MATERIAL FOR THIS EXERCISE.
-------

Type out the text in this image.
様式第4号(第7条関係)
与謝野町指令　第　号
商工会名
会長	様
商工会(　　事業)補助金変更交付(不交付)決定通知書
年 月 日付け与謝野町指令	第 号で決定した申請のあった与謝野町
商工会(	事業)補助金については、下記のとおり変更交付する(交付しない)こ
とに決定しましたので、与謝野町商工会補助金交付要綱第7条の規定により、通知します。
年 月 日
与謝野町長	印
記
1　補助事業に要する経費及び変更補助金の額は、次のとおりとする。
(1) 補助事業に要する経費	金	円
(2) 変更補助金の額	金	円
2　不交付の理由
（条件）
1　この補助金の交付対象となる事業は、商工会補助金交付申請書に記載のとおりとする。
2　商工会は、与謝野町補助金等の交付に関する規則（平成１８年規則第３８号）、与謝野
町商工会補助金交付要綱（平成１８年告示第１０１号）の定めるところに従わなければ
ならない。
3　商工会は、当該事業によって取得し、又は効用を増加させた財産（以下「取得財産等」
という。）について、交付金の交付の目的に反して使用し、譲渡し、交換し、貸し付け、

-------

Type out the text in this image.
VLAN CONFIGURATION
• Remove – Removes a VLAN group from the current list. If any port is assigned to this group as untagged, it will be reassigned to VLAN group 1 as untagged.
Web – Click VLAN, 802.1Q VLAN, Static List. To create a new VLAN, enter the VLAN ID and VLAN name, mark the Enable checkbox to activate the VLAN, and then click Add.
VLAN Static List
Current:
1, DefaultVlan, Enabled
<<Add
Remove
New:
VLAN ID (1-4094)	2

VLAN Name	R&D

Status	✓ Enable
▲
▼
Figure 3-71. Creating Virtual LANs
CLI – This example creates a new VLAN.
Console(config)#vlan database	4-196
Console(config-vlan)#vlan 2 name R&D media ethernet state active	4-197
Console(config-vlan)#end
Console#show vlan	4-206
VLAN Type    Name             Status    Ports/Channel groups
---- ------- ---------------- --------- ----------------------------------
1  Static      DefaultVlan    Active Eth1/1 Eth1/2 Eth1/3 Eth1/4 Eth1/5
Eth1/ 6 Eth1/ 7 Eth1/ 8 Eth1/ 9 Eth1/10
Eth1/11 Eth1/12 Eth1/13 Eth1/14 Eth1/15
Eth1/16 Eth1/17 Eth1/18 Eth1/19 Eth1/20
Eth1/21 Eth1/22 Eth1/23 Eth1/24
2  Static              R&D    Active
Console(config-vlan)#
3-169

-------

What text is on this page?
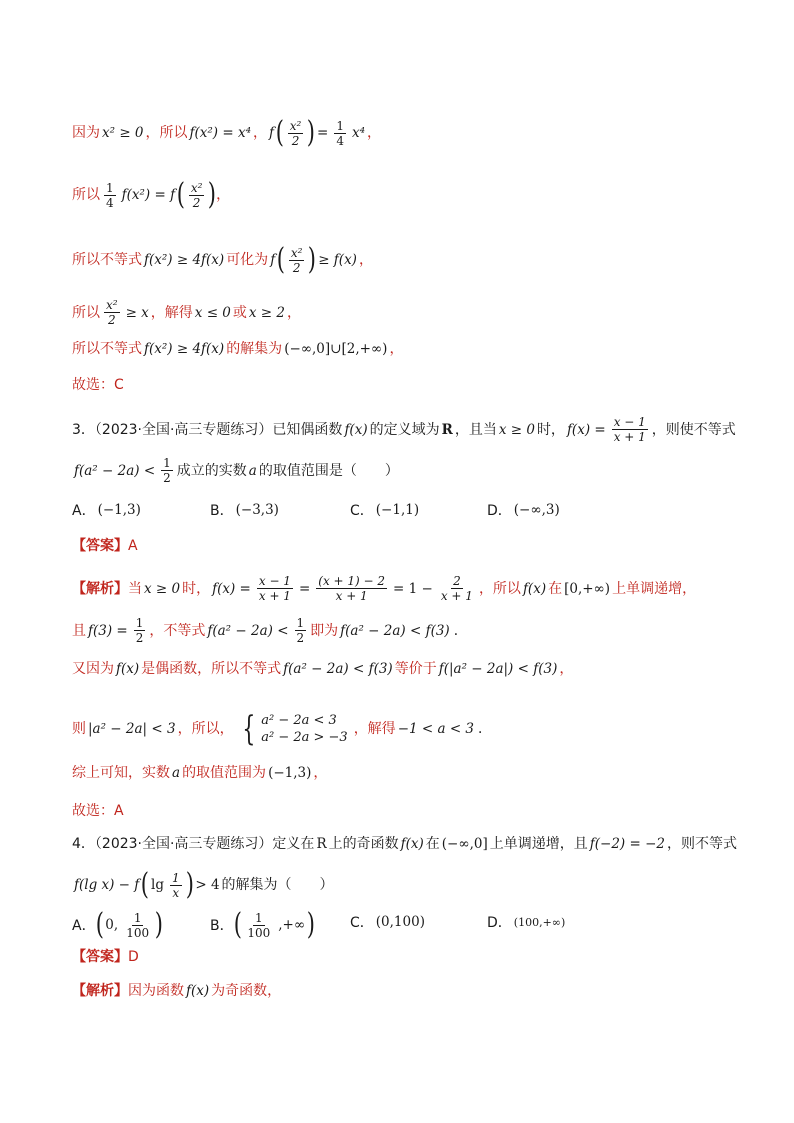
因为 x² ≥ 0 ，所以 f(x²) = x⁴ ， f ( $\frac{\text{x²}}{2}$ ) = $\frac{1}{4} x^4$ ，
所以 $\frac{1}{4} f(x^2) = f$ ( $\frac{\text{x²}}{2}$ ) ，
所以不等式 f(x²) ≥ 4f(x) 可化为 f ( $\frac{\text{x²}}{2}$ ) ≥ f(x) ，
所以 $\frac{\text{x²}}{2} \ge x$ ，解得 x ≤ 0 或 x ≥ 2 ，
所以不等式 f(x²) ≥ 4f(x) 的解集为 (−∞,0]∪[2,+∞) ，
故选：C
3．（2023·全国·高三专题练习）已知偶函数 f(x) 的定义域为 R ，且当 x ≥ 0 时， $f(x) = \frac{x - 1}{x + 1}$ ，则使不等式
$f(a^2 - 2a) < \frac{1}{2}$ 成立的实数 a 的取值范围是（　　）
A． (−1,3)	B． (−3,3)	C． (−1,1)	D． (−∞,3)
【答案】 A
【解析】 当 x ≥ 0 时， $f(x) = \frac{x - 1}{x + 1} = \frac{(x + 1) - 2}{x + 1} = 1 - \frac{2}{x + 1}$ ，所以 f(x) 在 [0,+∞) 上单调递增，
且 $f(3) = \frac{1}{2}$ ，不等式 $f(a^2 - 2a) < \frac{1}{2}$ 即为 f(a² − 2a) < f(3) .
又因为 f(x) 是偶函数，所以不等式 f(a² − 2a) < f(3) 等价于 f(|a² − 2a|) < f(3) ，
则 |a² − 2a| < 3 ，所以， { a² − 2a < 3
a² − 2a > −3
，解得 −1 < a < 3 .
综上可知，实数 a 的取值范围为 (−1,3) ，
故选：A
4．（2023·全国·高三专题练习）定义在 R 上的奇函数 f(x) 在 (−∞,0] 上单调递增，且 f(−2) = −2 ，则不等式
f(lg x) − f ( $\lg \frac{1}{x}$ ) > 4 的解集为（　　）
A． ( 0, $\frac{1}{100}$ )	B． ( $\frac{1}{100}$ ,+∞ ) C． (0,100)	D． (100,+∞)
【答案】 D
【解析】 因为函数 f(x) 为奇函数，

-------

STATED GOAL. Indicate how many lines of the material contain the string "上单调递增", giving the number and nothing more.

IN RESPONSE. 2